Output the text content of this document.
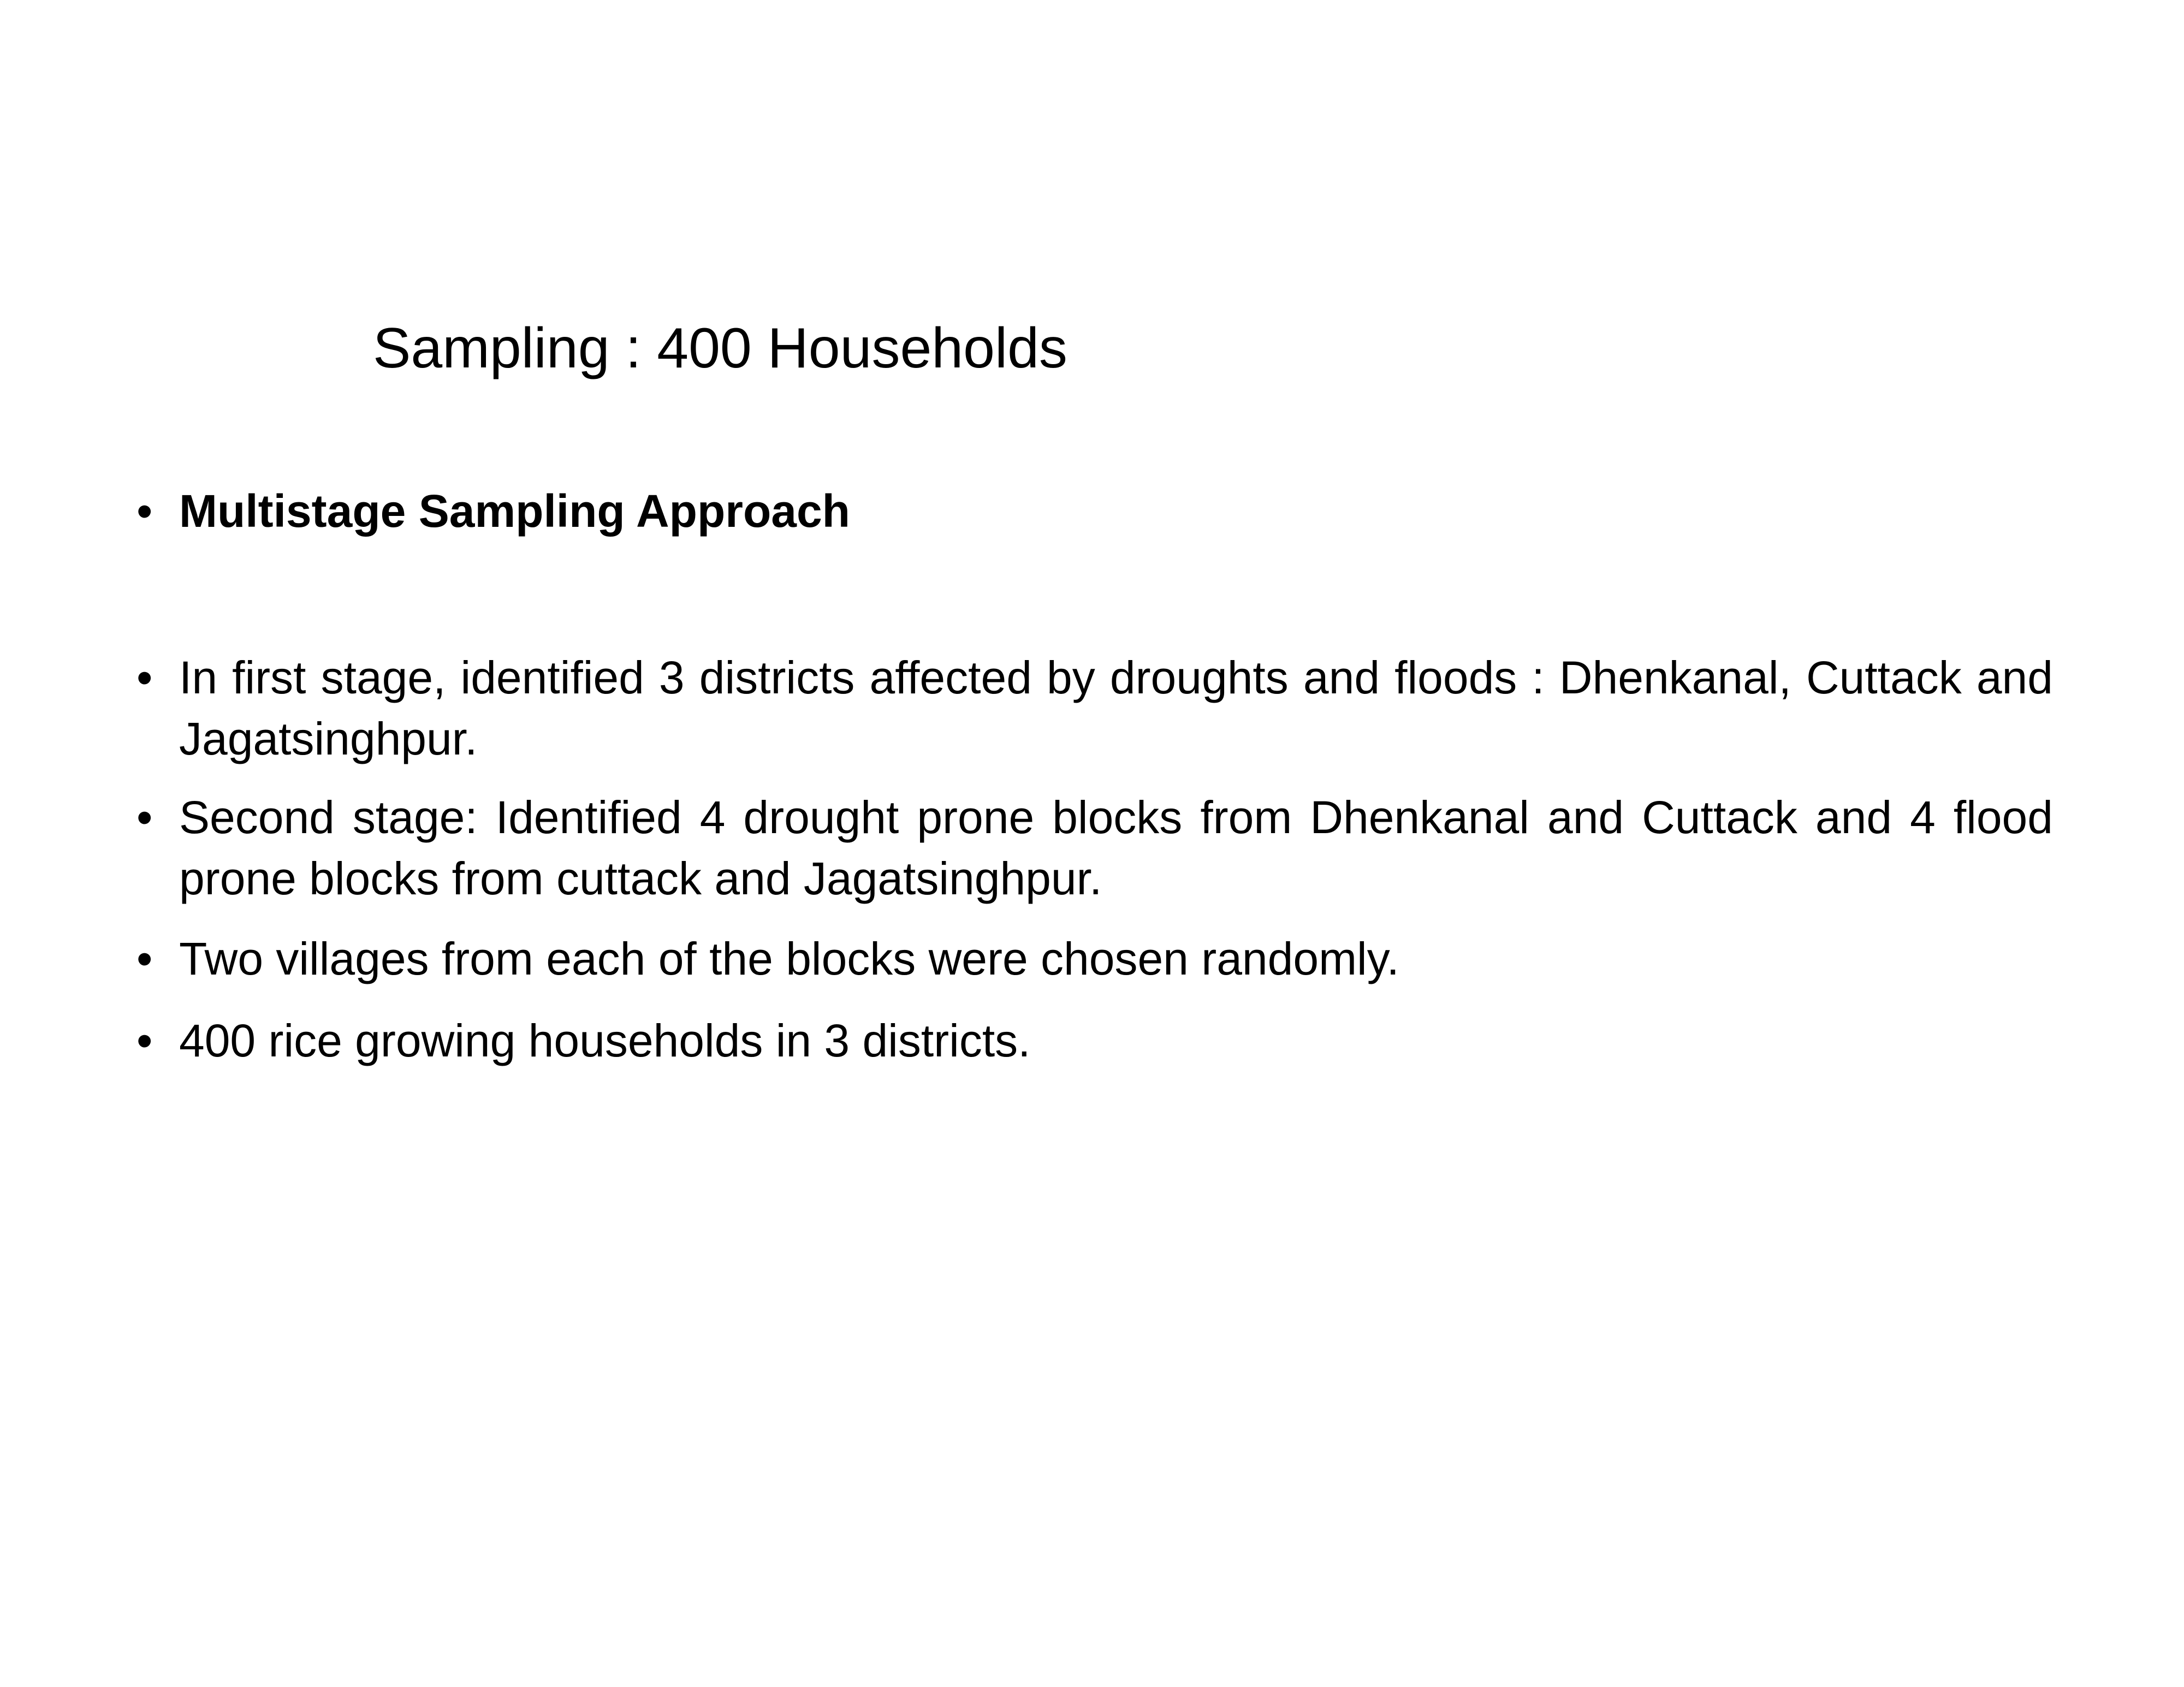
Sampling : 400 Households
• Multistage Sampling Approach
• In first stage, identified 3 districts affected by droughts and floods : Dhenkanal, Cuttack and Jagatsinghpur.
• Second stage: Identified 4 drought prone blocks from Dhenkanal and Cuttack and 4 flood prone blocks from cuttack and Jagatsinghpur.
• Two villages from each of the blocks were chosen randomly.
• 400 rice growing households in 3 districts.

- _The task_
Pick out and copy the lines of the entries that hold the string "Dhenkanal".

- _Solution to this problem_
• In first stage, identified 3 districts affected by droughts and floods : Dhenkanal, Cuttack and Jagatsinghpur.
• Second stage: Identified 4 drought prone blocks from Dhenkanal and Cuttack and 4 flood prone blocks from cuttack and Jagatsinghpur.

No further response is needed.